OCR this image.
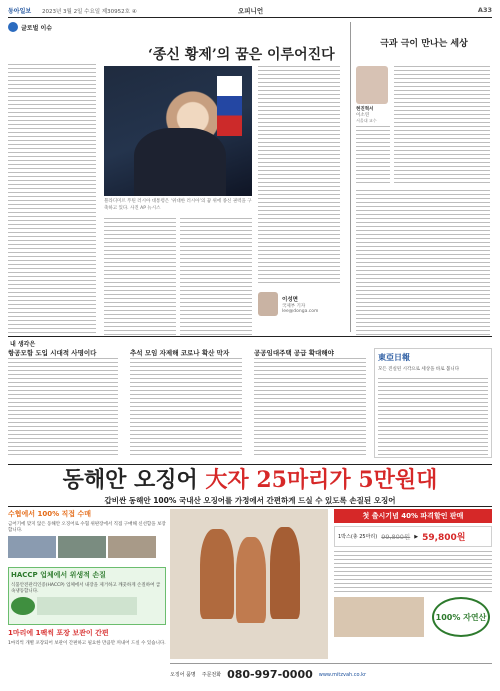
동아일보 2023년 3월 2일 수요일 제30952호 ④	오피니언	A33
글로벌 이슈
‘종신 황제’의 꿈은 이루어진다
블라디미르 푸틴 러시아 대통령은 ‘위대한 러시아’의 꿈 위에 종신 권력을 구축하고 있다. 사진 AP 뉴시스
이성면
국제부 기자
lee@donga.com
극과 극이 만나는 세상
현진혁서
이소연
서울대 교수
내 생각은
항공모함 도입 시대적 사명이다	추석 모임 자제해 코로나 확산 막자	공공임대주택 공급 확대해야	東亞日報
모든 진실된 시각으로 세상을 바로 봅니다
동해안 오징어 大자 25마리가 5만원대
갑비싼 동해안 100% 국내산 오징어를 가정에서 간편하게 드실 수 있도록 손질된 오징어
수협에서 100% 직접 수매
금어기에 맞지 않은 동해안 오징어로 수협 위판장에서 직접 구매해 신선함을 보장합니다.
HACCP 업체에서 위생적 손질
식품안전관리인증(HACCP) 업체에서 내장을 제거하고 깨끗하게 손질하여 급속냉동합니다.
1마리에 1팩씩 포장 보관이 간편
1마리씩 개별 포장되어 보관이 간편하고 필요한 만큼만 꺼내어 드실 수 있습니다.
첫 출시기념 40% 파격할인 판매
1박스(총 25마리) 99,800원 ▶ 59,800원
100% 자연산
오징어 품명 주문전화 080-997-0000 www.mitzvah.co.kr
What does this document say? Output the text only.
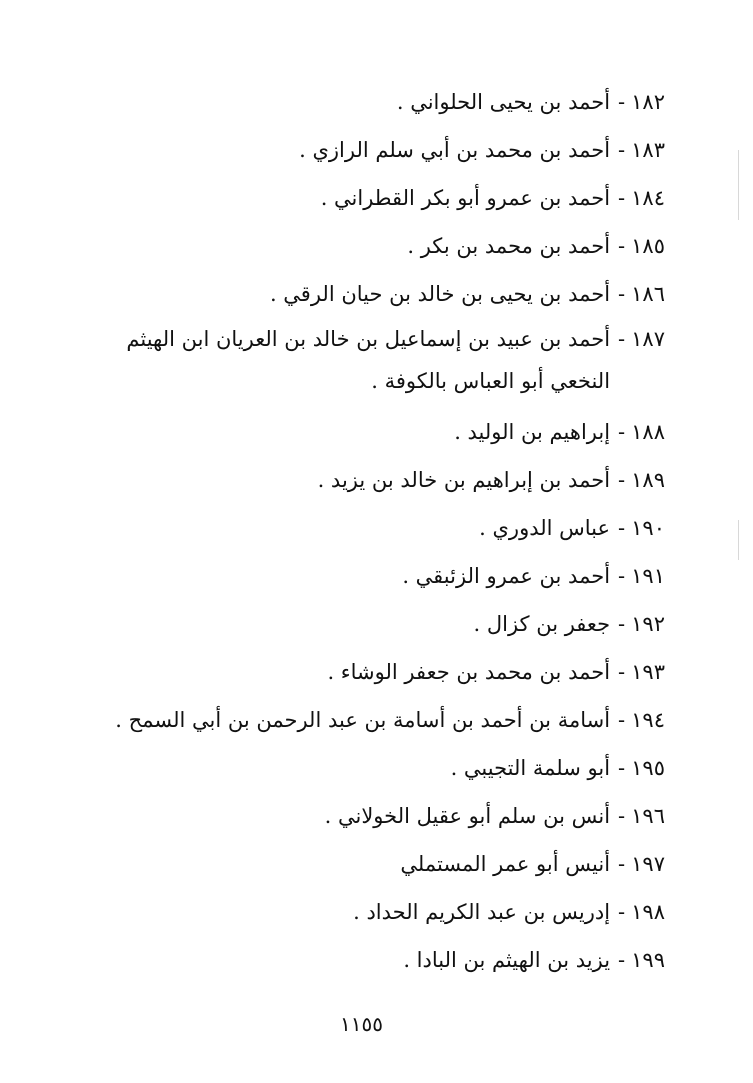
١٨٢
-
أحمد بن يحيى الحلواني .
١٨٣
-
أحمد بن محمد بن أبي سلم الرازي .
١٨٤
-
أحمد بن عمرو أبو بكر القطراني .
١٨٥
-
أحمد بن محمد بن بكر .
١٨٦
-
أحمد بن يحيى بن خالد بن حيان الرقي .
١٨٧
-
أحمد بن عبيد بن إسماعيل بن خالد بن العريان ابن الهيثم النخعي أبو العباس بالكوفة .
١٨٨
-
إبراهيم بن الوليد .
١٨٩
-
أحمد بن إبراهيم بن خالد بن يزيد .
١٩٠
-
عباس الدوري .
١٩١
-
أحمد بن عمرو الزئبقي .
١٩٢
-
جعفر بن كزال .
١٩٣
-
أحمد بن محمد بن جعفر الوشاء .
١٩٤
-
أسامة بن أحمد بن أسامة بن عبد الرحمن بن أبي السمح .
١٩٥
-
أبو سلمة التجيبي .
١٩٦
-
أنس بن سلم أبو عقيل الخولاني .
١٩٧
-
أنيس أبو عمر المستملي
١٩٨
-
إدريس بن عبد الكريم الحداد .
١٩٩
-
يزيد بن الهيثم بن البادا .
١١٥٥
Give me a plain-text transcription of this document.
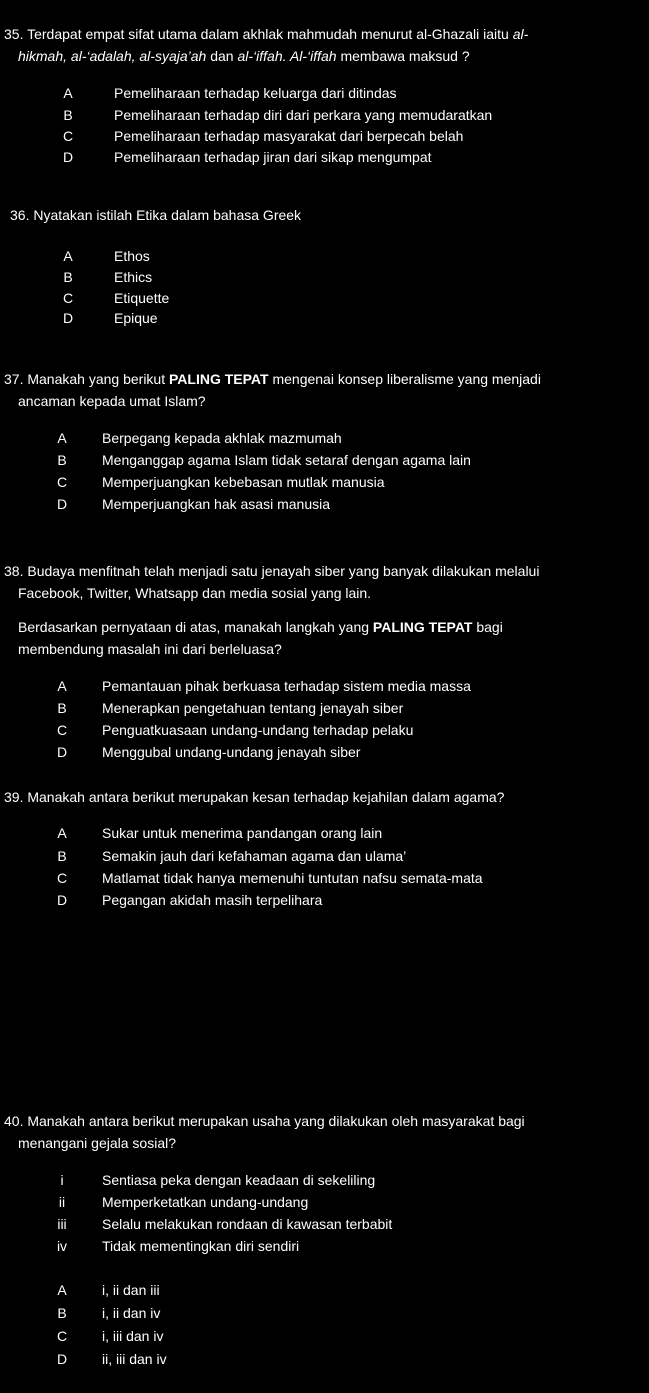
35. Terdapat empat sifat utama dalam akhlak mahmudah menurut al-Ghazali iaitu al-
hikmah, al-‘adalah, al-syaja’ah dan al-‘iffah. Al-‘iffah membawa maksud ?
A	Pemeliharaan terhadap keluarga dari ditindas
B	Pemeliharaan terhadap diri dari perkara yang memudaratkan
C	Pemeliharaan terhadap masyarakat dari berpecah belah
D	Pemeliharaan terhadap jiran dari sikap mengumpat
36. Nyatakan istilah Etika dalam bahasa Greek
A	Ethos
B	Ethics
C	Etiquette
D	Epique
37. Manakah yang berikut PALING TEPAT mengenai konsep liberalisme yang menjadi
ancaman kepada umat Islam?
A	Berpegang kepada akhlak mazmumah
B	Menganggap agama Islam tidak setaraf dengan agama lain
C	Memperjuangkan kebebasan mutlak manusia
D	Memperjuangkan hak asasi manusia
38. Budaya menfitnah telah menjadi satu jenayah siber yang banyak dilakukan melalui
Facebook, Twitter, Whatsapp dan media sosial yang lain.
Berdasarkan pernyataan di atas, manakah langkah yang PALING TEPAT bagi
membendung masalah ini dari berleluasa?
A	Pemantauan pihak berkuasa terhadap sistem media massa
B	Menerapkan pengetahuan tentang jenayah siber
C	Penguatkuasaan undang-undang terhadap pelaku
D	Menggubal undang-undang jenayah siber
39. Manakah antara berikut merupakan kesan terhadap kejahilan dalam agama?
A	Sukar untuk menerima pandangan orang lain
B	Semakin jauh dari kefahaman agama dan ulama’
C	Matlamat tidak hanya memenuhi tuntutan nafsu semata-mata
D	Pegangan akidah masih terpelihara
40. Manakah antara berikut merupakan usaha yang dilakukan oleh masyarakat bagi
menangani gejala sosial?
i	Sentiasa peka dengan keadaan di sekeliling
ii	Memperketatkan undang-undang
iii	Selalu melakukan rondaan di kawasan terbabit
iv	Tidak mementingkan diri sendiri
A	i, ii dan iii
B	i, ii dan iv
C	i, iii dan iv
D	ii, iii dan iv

What needs to be done:
Using the listing above, pick out each line that contains the word "إبراهيم", then copy it.

Answer for the task:
إبراهيم بن الوليد .
أحمد بن إبراهيم بن خالد بن يزيد .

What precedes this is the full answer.